» **OBJECTIVE**
Word for word, give the material below again, minus any images.

[Collected data]
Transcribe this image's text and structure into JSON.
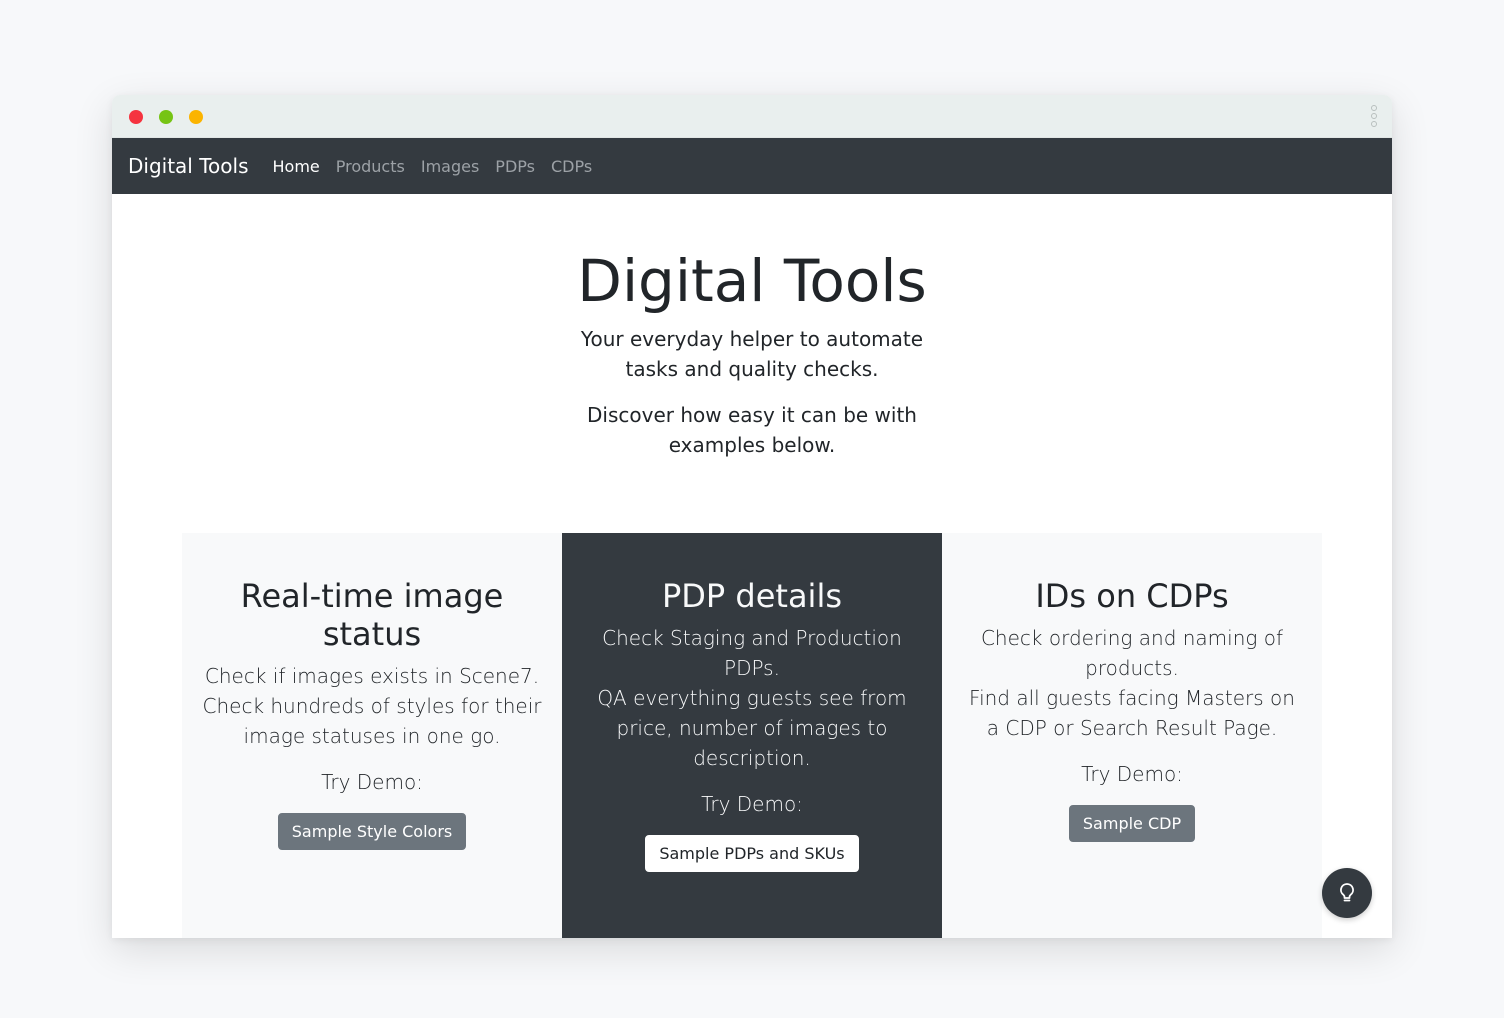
{
  "window": {
    "traffic_lights": [
      "close",
      "minimize",
      "zoom"
    ]
  },
  "navbar": {
    "brand": "Digital Tools",
    "links": [
      {
        "label": "Home",
        "active": true
      },
      {
        "label": "Products",
        "active": false
      },
      {
        "label": "Images",
        "active": false
      },
      {
        "label": "PDPs",
        "active": false
      },
      {
        "label": "CDPs",
        "active": false
      }
    ]
  },
  "hero": {
    "title": "Digital Tools",
    "lead": "Your everyday helper to automate tasks and quality checks.",
    "lead2": "Discover how easy it can be with examples below."
  },
  "features": [
    {
      "title": "Real-time image status",
      "desc_lines": [
        "Check if images exists in Scene7.",
        "Check hundreds of styles for their image statuses in one go."
      ],
      "try_label": "Try Demo:",
      "button_label": "Sample Style Colors"
    },
    {
      "title": "PDP details",
      "desc_lines": [
        "Check Staging and Production PDPs.",
        "QA everything guests see from price, number of images to description."
      ],
      "try_label": "Try Demo:",
      "button_label": "Sample PDPs and SKUs"
    },
    {
      "title": "IDs on CDPs",
      "desc_lines": [
        "Check ordering and naming of products.",
        "Find all guests facing Masters on a CDP or Search Result Page."
      ],
      "try_label": "Try Demo:",
      "button_label": "Sample CDP"
    }
  ],
  "floating": {
    "icon": "lightbulb-icon"
  },
  "colors": {
    "navbar_bg": "#343a40",
    "page_bg": "#f7f8fa",
    "secondary_button": "#6c757d",
    "traffic_red": "#f5333f",
    "traffic_green": "#76c414",
    "traffic_yellow": "#fbb400"
  }
}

» **EXERCISE RESPONSE**
Transcribe this image's text and structure into JSON.
{
  "window": {
    "traffic_lights": [
      "close",
      "minimize",
      "zoom"
    ]
  },
  "navbar": {
    "brand": "Digital Tools",
    "links": [
      {
        "label": "Home",
        "active": true
      },
      {
        "label": "Products",
        "active": false
      },
      {
        "label": "Images",
        "active": false
      },
      {
        "label": "PDPs",
        "active": false
      },
      {
        "label": "CDPs",
        "active": false
      }
    ]
  },
  "hero": {
    "title": "Digital Tools",
    "lead": "Your everyday helper to automate tasks and quality checks.",
    "lead2": "Discover how easy it can be with examples below."
  },
  "features": [
    {
      "title": "Real-time image status",
      "desc_lines": [
        "Check if images exists in Scene7.",
        "Check hundreds of styles for their image statuses in one go."
      ],
      "try_label": "Try Demo:",
      "button_label": "Sample Style Colors"
    },
    {
      "title": "PDP details",
      "desc_lines": [
        "Check Staging and Production PDPs.",
        "QA everything guests see from price, number of images to description."
      ],
      "try_label": "Try Demo:",
      "button_label": "Sample PDPs and SKUs"
    },
    {
      "title": "IDs on CDPs",
      "desc_lines": [
        "Check ordering and naming of products.",
        "Find all guests facing Masters on a CDP or Search Result Page."
      ],
      "try_label": "Try Demo:",
      "button_label": "Sample CDP"
    }
  ],
  "floating": {
    "icon": "lightbulb-icon"
  },
  "colors": {
    "navbar_bg": "#343a40",
    "page_bg": "#f7f8fa",
    "secondary_button": "#6c757d",
    "traffic_red": "#f5333f",
    "traffic_green": "#76c414",
    "traffic_yellow": "#fbb400"
  }
}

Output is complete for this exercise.